**Directions:**
Print every entry, word for word, and skip the images.

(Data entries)

—————

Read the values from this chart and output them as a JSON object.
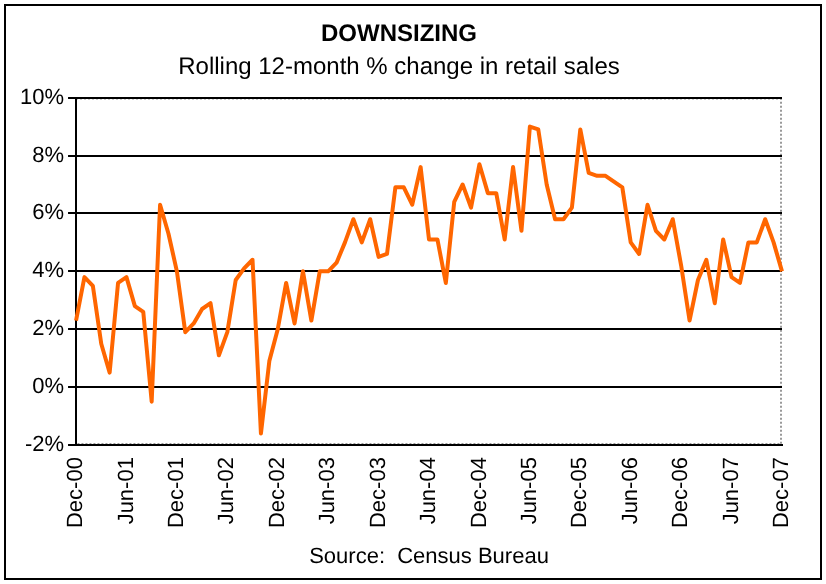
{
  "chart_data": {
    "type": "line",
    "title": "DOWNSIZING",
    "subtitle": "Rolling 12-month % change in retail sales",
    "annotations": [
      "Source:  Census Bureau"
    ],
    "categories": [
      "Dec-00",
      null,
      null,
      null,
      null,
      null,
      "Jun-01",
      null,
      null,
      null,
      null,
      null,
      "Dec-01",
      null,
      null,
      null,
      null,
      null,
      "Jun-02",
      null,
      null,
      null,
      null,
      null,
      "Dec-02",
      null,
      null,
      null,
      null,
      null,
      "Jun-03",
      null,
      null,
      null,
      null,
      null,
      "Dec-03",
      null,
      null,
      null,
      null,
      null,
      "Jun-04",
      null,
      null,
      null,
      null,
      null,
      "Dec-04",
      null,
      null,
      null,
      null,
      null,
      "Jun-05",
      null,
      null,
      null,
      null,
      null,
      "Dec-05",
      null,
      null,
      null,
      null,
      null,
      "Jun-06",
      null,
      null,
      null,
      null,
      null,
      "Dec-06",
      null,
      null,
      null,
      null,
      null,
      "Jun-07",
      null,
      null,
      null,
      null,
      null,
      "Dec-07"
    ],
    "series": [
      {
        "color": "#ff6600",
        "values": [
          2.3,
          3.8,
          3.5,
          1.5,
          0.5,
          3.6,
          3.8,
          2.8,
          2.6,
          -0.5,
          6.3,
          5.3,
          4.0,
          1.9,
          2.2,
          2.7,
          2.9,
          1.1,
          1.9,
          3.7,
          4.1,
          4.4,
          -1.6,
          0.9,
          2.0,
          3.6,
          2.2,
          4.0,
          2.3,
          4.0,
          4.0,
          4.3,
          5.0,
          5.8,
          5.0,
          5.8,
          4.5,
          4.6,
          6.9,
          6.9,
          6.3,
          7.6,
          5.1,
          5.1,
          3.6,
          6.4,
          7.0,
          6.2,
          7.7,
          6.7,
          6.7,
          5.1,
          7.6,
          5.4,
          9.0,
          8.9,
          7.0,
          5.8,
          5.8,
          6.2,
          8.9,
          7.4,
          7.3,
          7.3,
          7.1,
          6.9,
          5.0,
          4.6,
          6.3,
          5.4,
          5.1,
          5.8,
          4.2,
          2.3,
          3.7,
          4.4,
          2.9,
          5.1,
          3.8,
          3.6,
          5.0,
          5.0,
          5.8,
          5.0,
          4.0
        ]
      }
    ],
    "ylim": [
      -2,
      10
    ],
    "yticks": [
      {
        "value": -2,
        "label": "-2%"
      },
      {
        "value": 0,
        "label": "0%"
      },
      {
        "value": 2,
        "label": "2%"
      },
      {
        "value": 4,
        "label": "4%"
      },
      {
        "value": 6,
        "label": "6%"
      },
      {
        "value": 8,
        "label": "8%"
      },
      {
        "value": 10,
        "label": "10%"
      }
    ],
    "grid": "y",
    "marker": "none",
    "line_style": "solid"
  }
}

—————

**Reply:**
Read the values from this chart and output them as a JSON object.
{
  "chart_data": {
    "type": "line",
    "title": "DOWNSIZING",
    "subtitle": "Rolling 12-month % change in retail sales",
    "annotations": [
      "Source:  Census Bureau"
    ],
    "categories": [
      "Dec-00",
      null,
      null,
      null,
      null,
      null,
      "Jun-01",
      null,
      null,
      null,
      null,
      null,
      "Dec-01",
      null,
      null,
      null,
      null,
      null,
      "Jun-02",
      null,
      null,
      null,
      null,
      null,
      "Dec-02",
      null,
      null,
      null,
      null,
      null,
      "Jun-03",
      null,
      null,
      null,
      null,
      null,
      "Dec-03",
      null,
      null,
      null,
      null,
      null,
      "Jun-04",
      null,
      null,
      null,
      null,
      null,
      "Dec-04",
      null,
      null,
      null,
      null,
      null,
      "Jun-05",
      null,
      null,
      null,
      null,
      null,
      "Dec-05",
      null,
      null,
      null,
      null,
      null,
      "Jun-06",
      null,
      null,
      null,
      null,
      null,
      "Dec-06",
      null,
      null,
      null,
      null,
      null,
      "Jun-07",
      null,
      null,
      null,
      null,
      null,
      "Dec-07"
    ],
    "series": [
      {
        "color": "#ff6600",
        "values": [
          2.3,
          3.8,
          3.5,
          1.5,
          0.5,
          3.6,
          3.8,
          2.8,
          2.6,
          -0.5,
          6.3,
          5.3,
          4.0,
          1.9,
          2.2,
          2.7,
          2.9,
          1.1,
          1.9,
          3.7,
          4.1,
          4.4,
          -1.6,
          0.9,
          2.0,
          3.6,
          2.2,
          4.0,
          2.3,
          4.0,
          4.0,
          4.3,
          5.0,
          5.8,
          5.0,
          5.8,
          4.5,
          4.6,
          6.9,
          6.9,
          6.3,
          7.6,
          5.1,
          5.1,
          3.6,
          6.4,
          7.0,
          6.2,
          7.7,
          6.7,
          6.7,
          5.1,
          7.6,
          5.4,
          9.0,
          8.9,
          7.0,
          5.8,
          5.8,
          6.2,
          8.9,
          7.4,
          7.3,
          7.3,
          7.1,
          6.9,
          5.0,
          4.6,
          6.3,
          5.4,
          5.1,
          5.8,
          4.2,
          2.3,
          3.7,
          4.4,
          2.9,
          5.1,
          3.8,
          3.6,
          5.0,
          5.0,
          5.8,
          5.0,
          4.0
        ]
      }
    ],
    "ylim": [
      -2,
      10
    ],
    "yticks": [
      {
        "value": -2,
        "label": "-2%"
      },
      {
        "value": 0,
        "label": "0%"
      },
      {
        "value": 2,
        "label": "2%"
      },
      {
        "value": 4,
        "label": "4%"
      },
      {
        "value": 6,
        "label": "6%"
      },
      {
        "value": 8,
        "label": "8%"
      },
      {
        "value": 10,
        "label": "10%"
      }
    ],
    "grid": "y",
    "marker": "none",
    "line_style": "solid"
  }
}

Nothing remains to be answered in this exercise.